▶ _TASK REQUIREMENTS_
In the records that follow, locate every line with "niñas" and extract it.

**** DATA FOR PROCESSING

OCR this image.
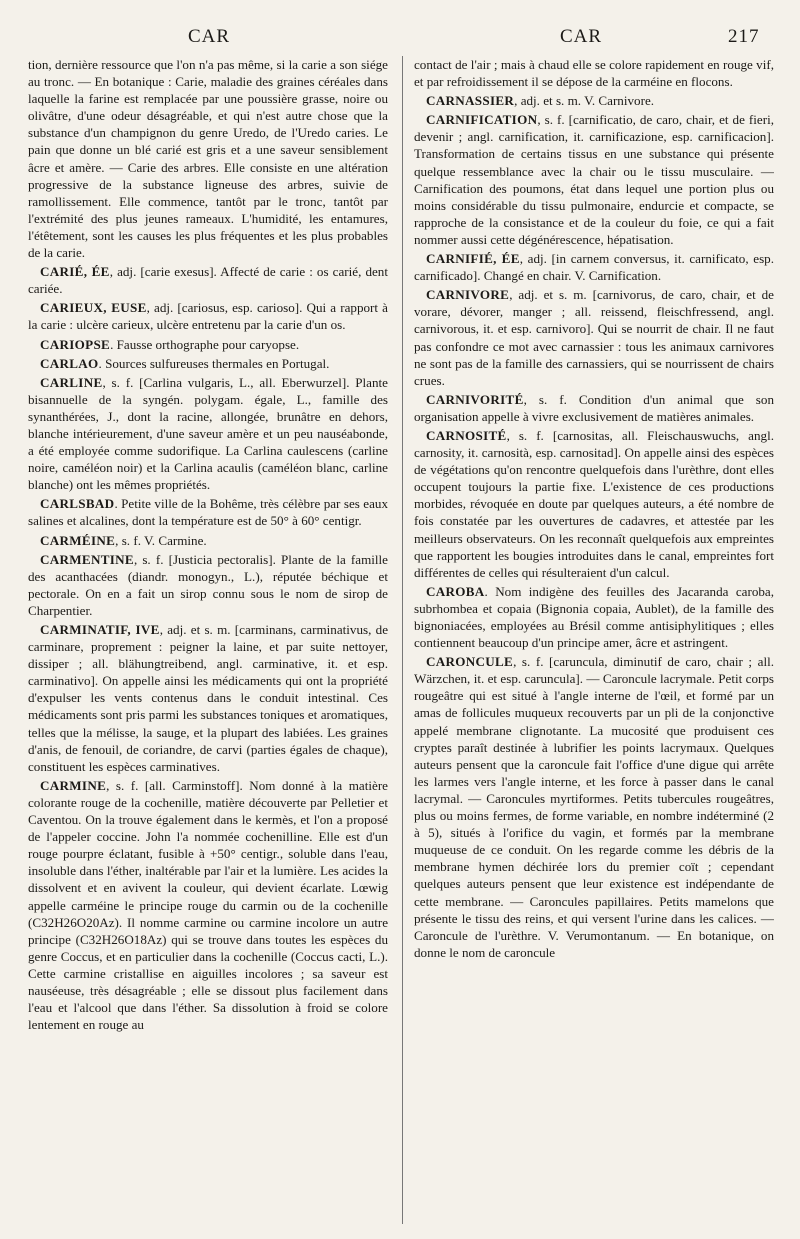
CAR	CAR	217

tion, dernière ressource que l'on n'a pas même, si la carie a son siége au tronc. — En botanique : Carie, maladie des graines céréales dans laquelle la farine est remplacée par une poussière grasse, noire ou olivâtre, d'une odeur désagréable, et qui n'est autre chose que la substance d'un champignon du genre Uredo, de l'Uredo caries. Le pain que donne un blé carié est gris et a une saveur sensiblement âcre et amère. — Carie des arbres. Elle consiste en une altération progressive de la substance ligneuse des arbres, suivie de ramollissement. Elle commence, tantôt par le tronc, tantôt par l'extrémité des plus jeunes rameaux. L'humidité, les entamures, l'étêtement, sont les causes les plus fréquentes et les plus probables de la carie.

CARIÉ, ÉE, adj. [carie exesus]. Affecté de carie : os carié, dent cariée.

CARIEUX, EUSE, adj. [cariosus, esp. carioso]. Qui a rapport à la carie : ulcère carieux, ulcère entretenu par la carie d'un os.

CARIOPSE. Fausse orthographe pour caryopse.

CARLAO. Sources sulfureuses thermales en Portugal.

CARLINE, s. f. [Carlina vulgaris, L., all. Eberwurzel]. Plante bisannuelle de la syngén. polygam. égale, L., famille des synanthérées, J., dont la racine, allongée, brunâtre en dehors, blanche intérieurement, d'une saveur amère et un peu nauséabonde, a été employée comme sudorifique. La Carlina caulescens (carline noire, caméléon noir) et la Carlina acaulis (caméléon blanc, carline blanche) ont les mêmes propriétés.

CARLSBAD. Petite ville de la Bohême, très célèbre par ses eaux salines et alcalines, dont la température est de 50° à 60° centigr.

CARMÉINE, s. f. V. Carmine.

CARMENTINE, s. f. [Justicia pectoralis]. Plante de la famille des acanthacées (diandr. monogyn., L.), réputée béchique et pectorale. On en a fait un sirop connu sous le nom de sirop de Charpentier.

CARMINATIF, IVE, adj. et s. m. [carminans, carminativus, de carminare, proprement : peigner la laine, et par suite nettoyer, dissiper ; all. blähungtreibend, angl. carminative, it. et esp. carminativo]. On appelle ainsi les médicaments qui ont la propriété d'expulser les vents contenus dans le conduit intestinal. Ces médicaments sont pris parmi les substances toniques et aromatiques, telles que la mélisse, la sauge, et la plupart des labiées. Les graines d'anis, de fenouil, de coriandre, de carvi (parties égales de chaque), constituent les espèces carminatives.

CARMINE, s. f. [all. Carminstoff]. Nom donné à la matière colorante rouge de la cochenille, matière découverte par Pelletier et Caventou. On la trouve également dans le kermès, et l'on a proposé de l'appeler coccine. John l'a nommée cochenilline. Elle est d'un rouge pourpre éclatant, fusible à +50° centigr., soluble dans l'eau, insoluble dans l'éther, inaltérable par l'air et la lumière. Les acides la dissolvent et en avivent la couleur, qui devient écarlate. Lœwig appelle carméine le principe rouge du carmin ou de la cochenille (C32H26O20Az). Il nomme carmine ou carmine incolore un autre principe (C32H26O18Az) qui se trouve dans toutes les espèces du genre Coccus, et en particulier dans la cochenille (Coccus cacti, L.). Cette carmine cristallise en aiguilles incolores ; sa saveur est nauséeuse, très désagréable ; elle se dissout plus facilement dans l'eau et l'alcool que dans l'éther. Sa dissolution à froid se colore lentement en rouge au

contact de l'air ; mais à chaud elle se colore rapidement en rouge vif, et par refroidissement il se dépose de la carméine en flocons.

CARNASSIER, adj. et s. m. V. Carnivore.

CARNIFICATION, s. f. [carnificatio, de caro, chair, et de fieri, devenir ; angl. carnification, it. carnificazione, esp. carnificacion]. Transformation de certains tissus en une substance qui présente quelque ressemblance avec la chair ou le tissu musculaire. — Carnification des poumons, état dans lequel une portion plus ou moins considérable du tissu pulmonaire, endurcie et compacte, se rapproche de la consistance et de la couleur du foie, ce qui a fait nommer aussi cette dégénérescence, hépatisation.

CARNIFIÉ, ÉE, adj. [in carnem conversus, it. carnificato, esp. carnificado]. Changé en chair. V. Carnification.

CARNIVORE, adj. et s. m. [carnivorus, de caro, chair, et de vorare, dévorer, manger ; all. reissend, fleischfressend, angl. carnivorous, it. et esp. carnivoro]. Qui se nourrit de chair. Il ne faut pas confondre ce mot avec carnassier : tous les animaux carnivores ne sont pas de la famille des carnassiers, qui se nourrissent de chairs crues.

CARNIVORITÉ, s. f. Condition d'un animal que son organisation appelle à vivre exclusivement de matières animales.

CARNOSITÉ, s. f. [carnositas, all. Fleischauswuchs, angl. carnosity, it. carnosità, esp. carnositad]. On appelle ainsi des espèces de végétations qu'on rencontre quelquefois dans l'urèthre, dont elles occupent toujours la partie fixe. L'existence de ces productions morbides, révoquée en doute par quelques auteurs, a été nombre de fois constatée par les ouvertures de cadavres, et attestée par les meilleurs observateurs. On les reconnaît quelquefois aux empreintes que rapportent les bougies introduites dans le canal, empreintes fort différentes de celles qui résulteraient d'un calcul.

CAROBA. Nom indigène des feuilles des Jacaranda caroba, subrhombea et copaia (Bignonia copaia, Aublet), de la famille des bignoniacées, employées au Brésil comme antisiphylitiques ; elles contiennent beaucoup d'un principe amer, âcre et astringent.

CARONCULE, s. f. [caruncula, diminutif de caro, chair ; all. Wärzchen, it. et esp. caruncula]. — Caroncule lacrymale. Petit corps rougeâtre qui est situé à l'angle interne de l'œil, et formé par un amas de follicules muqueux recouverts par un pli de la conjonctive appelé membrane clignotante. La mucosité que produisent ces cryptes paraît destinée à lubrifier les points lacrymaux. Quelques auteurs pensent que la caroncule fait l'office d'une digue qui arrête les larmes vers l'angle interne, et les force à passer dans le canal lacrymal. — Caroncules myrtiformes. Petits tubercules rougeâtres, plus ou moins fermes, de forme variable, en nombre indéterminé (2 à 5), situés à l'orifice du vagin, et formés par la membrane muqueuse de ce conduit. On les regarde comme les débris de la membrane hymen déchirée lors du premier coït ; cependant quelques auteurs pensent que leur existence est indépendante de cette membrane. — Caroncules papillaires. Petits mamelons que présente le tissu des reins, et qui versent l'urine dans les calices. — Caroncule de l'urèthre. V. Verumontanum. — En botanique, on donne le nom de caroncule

********
**** DATA FOR PROCESSING

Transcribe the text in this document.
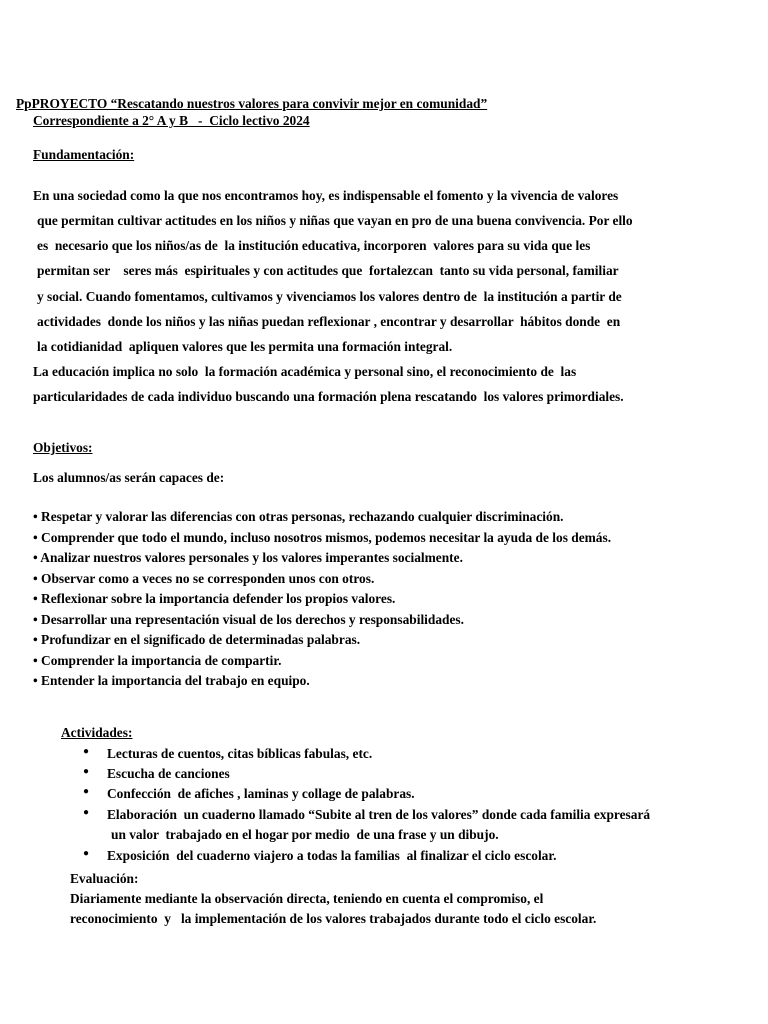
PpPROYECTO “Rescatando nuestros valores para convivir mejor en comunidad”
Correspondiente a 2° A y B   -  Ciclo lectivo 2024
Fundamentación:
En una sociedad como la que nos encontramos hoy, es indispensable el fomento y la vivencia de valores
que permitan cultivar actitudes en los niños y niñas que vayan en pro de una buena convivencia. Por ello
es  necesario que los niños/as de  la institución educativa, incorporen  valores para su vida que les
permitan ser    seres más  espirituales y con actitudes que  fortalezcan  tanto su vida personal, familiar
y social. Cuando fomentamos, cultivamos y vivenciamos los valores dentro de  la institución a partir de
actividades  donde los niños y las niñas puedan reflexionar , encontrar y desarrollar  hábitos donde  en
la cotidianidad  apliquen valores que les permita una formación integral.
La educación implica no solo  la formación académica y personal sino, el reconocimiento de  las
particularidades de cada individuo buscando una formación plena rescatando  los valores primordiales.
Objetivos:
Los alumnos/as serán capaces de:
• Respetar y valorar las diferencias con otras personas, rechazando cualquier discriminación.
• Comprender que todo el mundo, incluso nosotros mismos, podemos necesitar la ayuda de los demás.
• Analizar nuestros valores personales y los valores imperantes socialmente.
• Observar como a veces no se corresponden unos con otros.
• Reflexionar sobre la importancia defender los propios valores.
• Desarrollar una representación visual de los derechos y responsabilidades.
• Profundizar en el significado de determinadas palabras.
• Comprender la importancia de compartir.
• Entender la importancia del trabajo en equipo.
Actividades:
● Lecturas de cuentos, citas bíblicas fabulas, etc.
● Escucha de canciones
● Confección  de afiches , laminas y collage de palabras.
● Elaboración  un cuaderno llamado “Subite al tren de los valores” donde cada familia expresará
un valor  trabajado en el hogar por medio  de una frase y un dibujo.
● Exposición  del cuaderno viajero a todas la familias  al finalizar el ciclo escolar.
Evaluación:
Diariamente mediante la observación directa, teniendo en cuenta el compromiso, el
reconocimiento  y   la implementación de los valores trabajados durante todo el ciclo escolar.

********

▶ _FINISHED ANSWER_
que permitan cultivar actitudes en los niños y niñas que vayan en pro de una buena convivencia. Por ello
actividades  donde los niños y las niñas puedan reflexionar , encontrar y desarrollar  hábitos donde  en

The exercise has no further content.